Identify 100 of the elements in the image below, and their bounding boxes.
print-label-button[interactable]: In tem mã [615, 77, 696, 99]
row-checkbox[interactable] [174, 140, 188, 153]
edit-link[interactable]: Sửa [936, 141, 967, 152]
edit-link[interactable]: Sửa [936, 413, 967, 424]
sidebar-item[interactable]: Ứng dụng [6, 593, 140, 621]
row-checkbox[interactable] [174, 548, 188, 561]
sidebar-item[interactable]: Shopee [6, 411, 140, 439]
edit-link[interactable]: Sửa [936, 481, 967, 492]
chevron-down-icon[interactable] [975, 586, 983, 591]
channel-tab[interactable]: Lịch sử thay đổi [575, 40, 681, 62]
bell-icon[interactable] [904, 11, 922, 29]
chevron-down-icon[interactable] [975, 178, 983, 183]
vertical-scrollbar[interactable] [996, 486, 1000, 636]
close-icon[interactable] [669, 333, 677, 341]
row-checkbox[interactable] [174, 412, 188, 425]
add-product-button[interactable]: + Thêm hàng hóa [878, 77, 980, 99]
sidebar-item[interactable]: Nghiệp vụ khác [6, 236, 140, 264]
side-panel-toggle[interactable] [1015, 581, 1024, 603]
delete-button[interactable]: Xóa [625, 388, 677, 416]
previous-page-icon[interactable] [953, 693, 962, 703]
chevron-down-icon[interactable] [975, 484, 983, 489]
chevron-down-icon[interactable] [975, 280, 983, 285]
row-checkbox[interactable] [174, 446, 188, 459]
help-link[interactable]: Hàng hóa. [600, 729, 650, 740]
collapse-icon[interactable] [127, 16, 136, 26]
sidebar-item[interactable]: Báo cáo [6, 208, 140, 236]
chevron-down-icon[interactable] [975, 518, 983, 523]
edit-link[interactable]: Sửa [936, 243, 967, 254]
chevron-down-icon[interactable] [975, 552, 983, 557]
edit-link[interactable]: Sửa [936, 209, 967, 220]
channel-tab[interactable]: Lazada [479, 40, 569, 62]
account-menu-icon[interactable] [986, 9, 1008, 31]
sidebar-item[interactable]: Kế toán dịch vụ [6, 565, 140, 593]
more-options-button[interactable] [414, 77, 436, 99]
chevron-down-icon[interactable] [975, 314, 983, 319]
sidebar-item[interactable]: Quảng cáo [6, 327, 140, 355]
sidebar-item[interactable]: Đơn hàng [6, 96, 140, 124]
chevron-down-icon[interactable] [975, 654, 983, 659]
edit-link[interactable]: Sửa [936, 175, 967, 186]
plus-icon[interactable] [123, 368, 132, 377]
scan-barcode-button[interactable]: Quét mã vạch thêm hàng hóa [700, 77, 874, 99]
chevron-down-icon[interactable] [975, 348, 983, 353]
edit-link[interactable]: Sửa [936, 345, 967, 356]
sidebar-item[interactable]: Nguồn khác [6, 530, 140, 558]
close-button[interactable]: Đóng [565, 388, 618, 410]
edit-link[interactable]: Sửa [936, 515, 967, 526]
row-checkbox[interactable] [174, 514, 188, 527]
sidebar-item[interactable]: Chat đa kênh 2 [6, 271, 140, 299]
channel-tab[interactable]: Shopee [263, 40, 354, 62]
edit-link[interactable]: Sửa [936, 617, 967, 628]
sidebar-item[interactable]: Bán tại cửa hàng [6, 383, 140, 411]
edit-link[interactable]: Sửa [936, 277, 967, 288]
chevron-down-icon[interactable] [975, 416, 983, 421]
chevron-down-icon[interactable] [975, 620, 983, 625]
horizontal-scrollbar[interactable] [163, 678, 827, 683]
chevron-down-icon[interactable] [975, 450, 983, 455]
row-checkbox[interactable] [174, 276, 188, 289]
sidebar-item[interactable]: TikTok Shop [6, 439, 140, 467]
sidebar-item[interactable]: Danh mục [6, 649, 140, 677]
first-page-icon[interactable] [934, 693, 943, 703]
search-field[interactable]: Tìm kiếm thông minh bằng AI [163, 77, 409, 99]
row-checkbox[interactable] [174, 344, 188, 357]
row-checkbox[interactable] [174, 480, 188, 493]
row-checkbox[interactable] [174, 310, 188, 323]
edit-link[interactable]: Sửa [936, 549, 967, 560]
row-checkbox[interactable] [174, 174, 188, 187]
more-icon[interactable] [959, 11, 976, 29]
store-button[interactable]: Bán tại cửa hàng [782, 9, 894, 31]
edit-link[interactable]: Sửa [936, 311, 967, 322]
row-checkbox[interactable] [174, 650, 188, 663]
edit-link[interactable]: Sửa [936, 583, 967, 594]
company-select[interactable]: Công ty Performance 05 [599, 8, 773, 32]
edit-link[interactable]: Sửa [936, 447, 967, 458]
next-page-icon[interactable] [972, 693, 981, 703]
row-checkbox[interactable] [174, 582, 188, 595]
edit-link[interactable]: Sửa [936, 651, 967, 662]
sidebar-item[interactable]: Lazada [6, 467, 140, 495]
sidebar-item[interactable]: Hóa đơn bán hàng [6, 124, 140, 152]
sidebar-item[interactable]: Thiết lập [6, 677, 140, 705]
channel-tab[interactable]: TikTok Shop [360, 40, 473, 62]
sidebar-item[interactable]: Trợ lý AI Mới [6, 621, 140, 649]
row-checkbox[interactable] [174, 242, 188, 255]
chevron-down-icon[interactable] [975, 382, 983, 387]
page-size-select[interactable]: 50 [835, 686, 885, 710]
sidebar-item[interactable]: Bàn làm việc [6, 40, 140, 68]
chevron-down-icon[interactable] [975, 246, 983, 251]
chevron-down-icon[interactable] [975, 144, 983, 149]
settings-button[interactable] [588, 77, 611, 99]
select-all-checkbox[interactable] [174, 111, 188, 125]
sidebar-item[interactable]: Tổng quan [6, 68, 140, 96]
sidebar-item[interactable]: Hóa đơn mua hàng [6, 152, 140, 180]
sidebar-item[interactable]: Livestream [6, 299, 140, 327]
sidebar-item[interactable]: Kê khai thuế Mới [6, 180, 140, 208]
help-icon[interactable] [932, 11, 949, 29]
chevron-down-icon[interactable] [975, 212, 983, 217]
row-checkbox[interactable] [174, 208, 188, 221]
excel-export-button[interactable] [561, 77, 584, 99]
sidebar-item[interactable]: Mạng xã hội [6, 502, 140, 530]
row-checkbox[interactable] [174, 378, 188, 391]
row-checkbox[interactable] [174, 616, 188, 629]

****************************************

Objectif: Réécrivez l'ensemble des enregistrements en remplaçant « edit-link » par « modify-link » à chaque occurrence, sans rien modifier d'autre.

Réponse écrite:
Identify 100 of the elements in the image below, and their bounding boxes.
print-label-button[interactable]: In tem mã [615, 77, 696, 99]
row-checkbox[interactable] [174, 140, 188, 153]
modify-link[interactable]: Sửa [936, 141, 967, 152]
modify-link[interactable]: Sửa [936, 413, 967, 424]
sidebar-item[interactable]: Ứng dụng [6, 593, 140, 621]
row-checkbox[interactable] [174, 548, 188, 561]
sidebar-item[interactable]: Shopee [6, 411, 140, 439]
modify-link[interactable]: Sửa [936, 481, 967, 492]
chevron-down-icon[interactable] [975, 586, 983, 591]
channel-tab[interactable]: Lịch sử thay đổi [575, 40, 681, 62]
bell-icon[interactable] [904, 11, 922, 29]
chevron-down-icon[interactable] [975, 178, 983, 183]
vertical-scrollbar[interactable] [996, 486, 1000, 636]
close-icon[interactable] [669, 333, 677, 341]
row-checkbox[interactable] [174, 412, 188, 425]
add-product-button[interactable]: + Thêm hàng hóa [878, 77, 980, 99]
sidebar-item[interactable]: Nghiệp vụ khác [6, 236, 140, 264]
side-panel-toggle[interactable] [1015, 581, 1024, 603]
delete-button[interactable]: Xóa [625, 388, 677, 416]
previous-page-icon[interactable] [953, 693, 962, 703]
chevron-down-icon[interactable] [975, 484, 983, 489]
chevron-down-icon[interactable] [975, 280, 983, 285]
row-checkbox[interactable] [174, 446, 188, 459]
help-link[interactable]: Hàng hóa. [600, 729, 650, 740]
collapse-icon[interactable] [127, 16, 136, 26]
sidebar-item[interactable]: Báo cáo [6, 208, 140, 236]
chevron-down-icon[interactable] [975, 518, 983, 523]
modify-link[interactable]: Sửa [936, 243, 967, 254]
chevron-down-icon[interactable] [975, 552, 983, 557]
modify-link[interactable]: Sửa [936, 209, 967, 220]
channel-tab[interactable]: Lazada [479, 40, 569, 62]
account-menu-icon[interactable] [986, 9, 1008, 31]
sidebar-item[interactable]: Kế toán dịch vụ [6, 565, 140, 593]
more-options-button[interactable] [414, 77, 436, 99]
chevron-down-icon[interactable] [975, 314, 983, 319]
sidebar-item[interactable]: Quảng cáo [6, 327, 140, 355]
sidebar-item[interactable]: Đơn hàng [6, 96, 140, 124]
chevron-down-icon[interactable] [975, 654, 983, 659]
modify-link[interactable]: Sửa [936, 175, 967, 186]
plus-icon[interactable] [123, 368, 132, 377]
scan-barcode-button[interactable]: Quét mã vạch thêm hàng hóa [700, 77, 874, 99]
chevron-down-icon[interactable] [975, 348, 983, 353]
modify-link[interactable]: Sửa [936, 345, 967, 356]
sidebar-item[interactable]: Nguồn khác [6, 530, 140, 558]
close-button[interactable]: Đóng [565, 388, 618, 410]
modify-link[interactable]: Sửa [936, 515, 967, 526]
row-checkbox[interactable] [174, 514, 188, 527]
sidebar-item[interactable]: Chat đa kênh 2 [6, 271, 140, 299]
channel-tab[interactable]: Shopee [263, 40, 354, 62]
modify-link[interactable]: Sửa [936, 617, 967, 628]
sidebar-item[interactable]: Bán tại cửa hàng [6, 383, 140, 411]
modify-link[interactable]: Sửa [936, 277, 967, 288]
chevron-down-icon[interactable] [975, 416, 983, 421]
chevron-down-icon[interactable] [975, 620, 983, 625]
horizontal-scrollbar[interactable] [163, 678, 827, 683]
chevron-down-icon[interactable] [975, 450, 983, 455]
row-checkbox[interactable] [174, 276, 188, 289]
sidebar-item[interactable]: TikTok Shop [6, 439, 140, 467]
sidebar-item[interactable]: Danh mục [6, 649, 140, 677]
first-page-icon[interactable] [934, 693, 943, 703]
search-field[interactable]: Tìm kiếm thông minh bằng AI [163, 77, 409, 99]
row-checkbox[interactable] [174, 344, 188, 357]
row-checkbox[interactable] [174, 480, 188, 493]
row-checkbox[interactable] [174, 310, 188, 323]
modify-link[interactable]: Sửa [936, 549, 967, 560]
row-checkbox[interactable] [174, 174, 188, 187]
more-icon[interactable] [959, 11, 976, 29]
store-button[interactable]: Bán tại cửa hàng [782, 9, 894, 31]
modify-link[interactable]: Sửa [936, 311, 967, 322]
row-checkbox[interactable] [174, 650, 188, 663]
modify-link[interactable]: Sửa [936, 583, 967, 594]
company-select[interactable]: Công ty Performance 05 [599, 8, 773, 32]
modify-link[interactable]: Sửa [936, 447, 967, 458]
next-page-icon[interactable] [972, 693, 981, 703]
row-checkbox[interactable] [174, 582, 188, 595]
modify-link[interactable]: Sửa [936, 651, 967, 662]
sidebar-item[interactable]: Lazada [6, 467, 140, 495]
sidebar-item[interactable]: Hóa đơn bán hàng [6, 124, 140, 152]
sidebar-item[interactable]: Thiết lập [6, 677, 140, 705]
channel-tab[interactable]: TikTok Shop [360, 40, 473, 62]
sidebar-item[interactable]: Trợ lý AI Mới [6, 621, 140, 649]
row-checkbox[interactable] [174, 242, 188, 255]
chevron-down-icon[interactable] [975, 382, 983, 387]
page-size-select[interactable]: 50 [835, 686, 885, 710]
sidebar-item[interactable]: Bàn làm việc [6, 40, 140, 68]
chevron-down-icon[interactable] [975, 246, 983, 251]
chevron-down-icon[interactable] [975, 144, 983, 149]
settings-button[interactable] [588, 77, 611, 99]
select-all-checkbox[interactable] [174, 111, 188, 125]
sidebar-item[interactable]: Tổng quan [6, 68, 140, 96]
sidebar-item[interactable]: Hóa đơn mua hàng [6, 152, 140, 180]
sidebar-item[interactable]: Livestream [6, 299, 140, 327]
sidebar-item[interactable]: Kê khai thuế Mới [6, 180, 140, 208]
help-icon[interactable] [932, 11, 949, 29]
chevron-down-icon[interactable] [975, 212, 983, 217]
row-checkbox[interactable] [174, 208, 188, 221]
excel-export-button[interactable] [561, 77, 584, 99]
sidebar-item[interactable]: Mạng xã hội [6, 502, 140, 530]
row-checkbox[interactable] [174, 378, 188, 391]
row-checkbox[interactable] [174, 616, 188, 629]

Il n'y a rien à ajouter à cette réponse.